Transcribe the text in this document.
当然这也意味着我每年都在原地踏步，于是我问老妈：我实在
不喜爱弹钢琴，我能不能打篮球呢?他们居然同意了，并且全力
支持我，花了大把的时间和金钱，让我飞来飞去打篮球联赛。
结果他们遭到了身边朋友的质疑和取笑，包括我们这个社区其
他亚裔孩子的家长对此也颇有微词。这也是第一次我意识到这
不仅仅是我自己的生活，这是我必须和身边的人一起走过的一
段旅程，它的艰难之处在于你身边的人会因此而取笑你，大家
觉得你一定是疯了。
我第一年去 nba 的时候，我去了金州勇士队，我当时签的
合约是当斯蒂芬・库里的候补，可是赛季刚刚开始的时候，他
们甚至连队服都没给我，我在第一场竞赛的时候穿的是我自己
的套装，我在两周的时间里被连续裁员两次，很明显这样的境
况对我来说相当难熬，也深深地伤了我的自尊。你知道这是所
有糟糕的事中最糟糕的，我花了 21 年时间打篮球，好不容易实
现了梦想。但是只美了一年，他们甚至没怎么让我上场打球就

--------------------

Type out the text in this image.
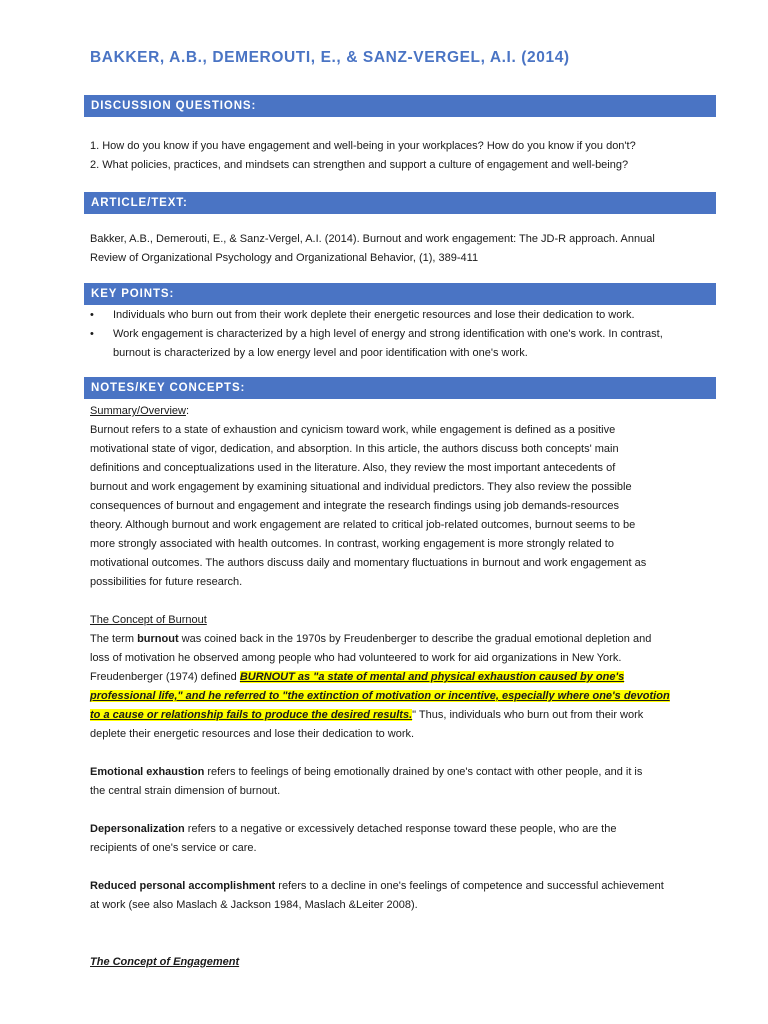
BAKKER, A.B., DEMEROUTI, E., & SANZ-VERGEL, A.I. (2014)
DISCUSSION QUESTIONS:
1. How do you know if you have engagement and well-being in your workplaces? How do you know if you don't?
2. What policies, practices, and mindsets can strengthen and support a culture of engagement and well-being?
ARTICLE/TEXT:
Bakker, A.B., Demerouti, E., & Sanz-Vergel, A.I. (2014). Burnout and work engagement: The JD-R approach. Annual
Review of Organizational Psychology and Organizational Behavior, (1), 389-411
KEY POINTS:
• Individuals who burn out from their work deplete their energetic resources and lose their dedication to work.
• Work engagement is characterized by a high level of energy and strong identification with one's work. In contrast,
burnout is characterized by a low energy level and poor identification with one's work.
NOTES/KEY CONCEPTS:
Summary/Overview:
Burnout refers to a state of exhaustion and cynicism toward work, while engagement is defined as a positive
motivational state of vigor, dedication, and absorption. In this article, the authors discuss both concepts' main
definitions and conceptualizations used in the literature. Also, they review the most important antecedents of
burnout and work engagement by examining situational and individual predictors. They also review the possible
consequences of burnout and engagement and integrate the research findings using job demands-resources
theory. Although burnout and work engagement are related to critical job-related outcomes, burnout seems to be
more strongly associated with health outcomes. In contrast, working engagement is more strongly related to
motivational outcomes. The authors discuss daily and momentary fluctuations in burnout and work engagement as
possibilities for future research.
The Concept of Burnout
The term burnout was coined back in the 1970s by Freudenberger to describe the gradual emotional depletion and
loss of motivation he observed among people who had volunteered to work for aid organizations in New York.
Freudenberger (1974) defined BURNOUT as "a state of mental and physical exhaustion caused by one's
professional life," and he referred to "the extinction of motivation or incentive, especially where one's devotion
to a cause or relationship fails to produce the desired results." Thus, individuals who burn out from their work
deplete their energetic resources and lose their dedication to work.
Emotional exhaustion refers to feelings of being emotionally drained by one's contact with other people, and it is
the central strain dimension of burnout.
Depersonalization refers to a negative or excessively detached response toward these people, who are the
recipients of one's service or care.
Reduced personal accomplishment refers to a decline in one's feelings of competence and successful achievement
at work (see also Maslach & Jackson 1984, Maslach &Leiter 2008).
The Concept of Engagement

--------------------

### WRITTEN REQUEST
Pick out and copy the lines of the entries that hold the string "toward".

### SOLUTION TO THE EXERCISE
Burnout refers to a state of exhaustion and cynicism toward work, while engagement is defined as a positive
Depersonalization refers to a negative or excessively detached response toward these people, who are the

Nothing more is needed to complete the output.